WHAT THE EXERCISE ASKS: Copy every line with the string "document" in it.

DATA LISTING:
▽

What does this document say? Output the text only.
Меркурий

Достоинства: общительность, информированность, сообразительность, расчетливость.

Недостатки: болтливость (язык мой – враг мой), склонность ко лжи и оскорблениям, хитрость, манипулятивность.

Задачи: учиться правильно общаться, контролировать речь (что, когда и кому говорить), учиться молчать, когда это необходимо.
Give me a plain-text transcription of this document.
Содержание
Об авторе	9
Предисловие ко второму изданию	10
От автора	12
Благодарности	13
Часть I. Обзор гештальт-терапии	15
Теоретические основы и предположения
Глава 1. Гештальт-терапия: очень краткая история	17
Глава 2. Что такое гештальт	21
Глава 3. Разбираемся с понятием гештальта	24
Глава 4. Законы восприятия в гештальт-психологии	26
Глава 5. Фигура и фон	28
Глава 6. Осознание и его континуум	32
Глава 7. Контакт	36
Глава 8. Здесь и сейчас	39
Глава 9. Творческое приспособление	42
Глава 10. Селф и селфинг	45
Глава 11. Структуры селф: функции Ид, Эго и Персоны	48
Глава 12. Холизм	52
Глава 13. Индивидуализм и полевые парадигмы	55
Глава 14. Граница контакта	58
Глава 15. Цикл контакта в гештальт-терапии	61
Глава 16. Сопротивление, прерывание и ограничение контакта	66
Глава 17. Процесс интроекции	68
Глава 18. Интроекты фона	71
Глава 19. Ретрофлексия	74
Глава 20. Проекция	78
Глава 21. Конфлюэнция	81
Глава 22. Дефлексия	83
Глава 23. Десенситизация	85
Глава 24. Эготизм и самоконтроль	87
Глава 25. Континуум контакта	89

△

WRITTEN ANSWER:
What does this document say? Output the text only.
Give me a plain-text transcription of this document.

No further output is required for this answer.